- EXERCISE
Keep only the lines of the data below that contain "name", and copy them.

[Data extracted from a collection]

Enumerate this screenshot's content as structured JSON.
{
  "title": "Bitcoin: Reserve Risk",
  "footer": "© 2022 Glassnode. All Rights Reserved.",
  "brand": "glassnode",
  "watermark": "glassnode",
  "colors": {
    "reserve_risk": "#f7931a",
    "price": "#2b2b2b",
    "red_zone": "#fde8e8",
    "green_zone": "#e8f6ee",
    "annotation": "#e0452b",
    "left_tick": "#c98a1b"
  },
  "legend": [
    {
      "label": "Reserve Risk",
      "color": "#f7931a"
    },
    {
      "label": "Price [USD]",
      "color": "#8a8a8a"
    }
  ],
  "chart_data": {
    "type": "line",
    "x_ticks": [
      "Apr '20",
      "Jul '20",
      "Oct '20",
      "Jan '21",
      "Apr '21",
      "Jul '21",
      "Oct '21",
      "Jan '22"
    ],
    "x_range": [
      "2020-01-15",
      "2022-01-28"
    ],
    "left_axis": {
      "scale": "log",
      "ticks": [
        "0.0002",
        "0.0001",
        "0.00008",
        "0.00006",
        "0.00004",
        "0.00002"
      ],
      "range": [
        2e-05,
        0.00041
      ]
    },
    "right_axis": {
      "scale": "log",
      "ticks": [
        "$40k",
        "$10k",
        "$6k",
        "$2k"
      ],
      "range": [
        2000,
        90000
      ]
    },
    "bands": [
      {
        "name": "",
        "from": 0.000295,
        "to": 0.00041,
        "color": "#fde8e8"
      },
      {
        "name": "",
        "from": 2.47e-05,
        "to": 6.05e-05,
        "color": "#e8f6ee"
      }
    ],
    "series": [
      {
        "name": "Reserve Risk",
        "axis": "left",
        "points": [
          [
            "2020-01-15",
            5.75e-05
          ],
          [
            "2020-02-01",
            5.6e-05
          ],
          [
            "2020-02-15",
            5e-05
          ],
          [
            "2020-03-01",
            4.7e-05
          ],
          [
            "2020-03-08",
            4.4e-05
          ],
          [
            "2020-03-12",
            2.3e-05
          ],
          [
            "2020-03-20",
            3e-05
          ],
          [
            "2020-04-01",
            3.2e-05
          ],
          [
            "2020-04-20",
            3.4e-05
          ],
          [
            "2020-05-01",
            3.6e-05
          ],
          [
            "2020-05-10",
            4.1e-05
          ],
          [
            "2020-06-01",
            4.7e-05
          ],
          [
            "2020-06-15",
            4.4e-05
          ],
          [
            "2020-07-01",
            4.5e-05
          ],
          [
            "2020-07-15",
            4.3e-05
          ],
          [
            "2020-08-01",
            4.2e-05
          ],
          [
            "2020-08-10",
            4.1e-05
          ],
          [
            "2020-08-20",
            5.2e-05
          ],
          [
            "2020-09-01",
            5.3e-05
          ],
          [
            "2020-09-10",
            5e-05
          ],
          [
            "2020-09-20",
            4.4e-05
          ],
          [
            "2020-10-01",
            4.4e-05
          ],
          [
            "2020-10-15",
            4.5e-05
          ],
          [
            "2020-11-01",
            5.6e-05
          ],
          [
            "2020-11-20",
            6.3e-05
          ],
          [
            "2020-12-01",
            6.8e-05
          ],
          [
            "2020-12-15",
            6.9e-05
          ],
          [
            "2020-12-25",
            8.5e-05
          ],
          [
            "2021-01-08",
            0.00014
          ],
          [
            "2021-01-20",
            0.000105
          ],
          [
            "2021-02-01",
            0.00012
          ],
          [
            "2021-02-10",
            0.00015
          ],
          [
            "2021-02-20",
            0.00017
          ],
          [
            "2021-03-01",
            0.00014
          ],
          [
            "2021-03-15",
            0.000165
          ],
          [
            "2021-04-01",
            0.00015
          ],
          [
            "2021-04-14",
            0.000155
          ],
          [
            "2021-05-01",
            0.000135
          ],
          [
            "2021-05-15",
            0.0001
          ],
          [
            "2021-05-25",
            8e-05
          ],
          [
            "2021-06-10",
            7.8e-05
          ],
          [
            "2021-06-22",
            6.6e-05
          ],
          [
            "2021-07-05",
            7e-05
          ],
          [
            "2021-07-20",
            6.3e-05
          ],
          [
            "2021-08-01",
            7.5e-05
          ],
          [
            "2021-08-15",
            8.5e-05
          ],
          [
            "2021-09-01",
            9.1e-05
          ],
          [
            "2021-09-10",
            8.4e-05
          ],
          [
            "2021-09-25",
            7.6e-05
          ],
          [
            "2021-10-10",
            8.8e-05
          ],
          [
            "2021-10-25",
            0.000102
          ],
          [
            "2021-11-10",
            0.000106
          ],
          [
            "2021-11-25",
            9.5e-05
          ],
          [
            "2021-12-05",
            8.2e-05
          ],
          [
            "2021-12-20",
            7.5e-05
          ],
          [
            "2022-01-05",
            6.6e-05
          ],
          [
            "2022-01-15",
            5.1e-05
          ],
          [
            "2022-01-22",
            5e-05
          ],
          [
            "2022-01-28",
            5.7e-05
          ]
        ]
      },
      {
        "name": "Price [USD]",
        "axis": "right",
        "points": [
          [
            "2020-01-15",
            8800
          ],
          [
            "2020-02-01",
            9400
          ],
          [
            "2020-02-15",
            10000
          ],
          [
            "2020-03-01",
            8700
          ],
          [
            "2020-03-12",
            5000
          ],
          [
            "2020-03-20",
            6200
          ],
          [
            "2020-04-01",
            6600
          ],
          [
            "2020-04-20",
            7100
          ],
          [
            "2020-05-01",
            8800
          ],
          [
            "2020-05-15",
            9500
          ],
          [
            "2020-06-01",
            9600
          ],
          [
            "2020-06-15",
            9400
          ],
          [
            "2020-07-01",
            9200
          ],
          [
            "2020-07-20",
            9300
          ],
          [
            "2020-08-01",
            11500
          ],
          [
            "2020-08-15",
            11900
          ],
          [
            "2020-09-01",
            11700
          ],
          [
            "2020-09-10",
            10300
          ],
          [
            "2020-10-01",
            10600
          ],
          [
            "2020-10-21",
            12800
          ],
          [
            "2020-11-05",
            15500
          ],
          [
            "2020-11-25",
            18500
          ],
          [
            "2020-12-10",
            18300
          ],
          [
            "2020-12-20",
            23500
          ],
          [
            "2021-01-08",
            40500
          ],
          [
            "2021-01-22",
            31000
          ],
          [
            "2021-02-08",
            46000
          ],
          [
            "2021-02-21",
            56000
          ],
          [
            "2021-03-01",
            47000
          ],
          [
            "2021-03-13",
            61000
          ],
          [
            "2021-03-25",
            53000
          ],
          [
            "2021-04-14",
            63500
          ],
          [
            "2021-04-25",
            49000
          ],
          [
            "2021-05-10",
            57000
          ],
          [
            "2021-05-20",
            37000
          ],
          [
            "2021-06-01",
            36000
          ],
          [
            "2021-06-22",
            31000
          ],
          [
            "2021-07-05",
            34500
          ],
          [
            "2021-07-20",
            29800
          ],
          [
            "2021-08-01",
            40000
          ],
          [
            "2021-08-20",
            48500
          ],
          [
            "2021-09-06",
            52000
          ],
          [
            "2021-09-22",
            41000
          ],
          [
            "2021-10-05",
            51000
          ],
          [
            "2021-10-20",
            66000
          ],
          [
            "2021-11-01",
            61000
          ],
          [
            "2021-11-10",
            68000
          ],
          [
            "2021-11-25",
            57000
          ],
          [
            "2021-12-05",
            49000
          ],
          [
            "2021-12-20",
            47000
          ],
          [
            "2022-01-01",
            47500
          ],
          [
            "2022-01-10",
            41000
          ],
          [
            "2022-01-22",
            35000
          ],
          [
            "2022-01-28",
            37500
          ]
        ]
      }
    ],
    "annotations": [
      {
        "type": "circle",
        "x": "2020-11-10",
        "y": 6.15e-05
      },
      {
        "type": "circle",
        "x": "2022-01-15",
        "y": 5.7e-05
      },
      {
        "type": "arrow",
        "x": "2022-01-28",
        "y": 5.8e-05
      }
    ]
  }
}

- RESULT BELOW
        "name": "",
        "name": "",
        "name": "Reserve Risk",
        "name": "Price [USD]",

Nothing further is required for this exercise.